# [Task instructions]
Locate each line containing the string "Time" and copy it out.

:: Entries supplied

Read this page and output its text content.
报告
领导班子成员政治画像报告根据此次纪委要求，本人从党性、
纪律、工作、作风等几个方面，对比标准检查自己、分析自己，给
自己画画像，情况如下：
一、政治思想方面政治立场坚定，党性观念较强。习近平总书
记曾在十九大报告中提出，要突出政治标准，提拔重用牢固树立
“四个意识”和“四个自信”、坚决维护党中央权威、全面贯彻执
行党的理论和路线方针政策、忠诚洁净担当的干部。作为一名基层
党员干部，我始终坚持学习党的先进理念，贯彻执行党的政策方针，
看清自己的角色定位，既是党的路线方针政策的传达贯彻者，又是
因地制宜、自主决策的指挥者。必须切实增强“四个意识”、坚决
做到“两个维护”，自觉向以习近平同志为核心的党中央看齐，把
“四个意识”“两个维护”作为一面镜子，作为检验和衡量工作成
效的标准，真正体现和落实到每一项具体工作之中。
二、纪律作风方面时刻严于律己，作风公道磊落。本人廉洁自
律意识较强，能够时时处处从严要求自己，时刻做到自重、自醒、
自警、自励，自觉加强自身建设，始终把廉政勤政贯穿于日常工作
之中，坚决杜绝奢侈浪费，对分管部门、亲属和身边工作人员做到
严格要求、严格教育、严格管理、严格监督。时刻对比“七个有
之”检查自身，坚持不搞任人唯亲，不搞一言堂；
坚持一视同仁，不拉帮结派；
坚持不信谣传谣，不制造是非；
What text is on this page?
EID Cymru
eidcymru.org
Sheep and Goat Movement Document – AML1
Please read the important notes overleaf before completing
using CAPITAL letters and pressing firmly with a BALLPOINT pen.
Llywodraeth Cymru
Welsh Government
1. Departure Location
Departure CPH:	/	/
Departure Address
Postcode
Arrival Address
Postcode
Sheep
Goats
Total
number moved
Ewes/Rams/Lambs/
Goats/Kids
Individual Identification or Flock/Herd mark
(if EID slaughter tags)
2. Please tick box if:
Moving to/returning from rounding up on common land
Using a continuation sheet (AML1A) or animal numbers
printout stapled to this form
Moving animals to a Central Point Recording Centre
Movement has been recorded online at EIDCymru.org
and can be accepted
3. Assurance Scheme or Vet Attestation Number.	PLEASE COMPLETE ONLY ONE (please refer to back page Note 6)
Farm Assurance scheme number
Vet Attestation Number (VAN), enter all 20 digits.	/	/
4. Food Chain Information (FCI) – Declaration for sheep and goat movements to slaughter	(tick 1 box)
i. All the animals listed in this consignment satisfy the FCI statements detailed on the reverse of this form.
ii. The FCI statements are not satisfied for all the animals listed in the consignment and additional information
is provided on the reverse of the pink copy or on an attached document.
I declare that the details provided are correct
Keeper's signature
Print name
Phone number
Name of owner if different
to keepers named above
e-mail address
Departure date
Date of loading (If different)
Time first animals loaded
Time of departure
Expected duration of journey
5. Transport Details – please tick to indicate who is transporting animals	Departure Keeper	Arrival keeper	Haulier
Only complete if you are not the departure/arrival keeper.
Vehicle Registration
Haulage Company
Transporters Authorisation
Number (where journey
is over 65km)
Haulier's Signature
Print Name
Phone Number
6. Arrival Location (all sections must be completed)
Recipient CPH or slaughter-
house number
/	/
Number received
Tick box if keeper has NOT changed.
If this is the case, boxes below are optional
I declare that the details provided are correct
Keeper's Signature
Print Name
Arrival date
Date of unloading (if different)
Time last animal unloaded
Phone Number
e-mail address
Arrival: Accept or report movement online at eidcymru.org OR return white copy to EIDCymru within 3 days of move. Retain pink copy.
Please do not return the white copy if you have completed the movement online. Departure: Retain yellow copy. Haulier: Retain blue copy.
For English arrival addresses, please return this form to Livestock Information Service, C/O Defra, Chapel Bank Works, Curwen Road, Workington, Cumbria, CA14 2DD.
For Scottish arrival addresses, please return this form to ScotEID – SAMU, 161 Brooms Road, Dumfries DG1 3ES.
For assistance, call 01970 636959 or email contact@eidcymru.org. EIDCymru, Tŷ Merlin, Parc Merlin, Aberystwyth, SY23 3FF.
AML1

::::

# [Answer to the task]
Time first animals loaded
Time of departure
Time last animal unloaded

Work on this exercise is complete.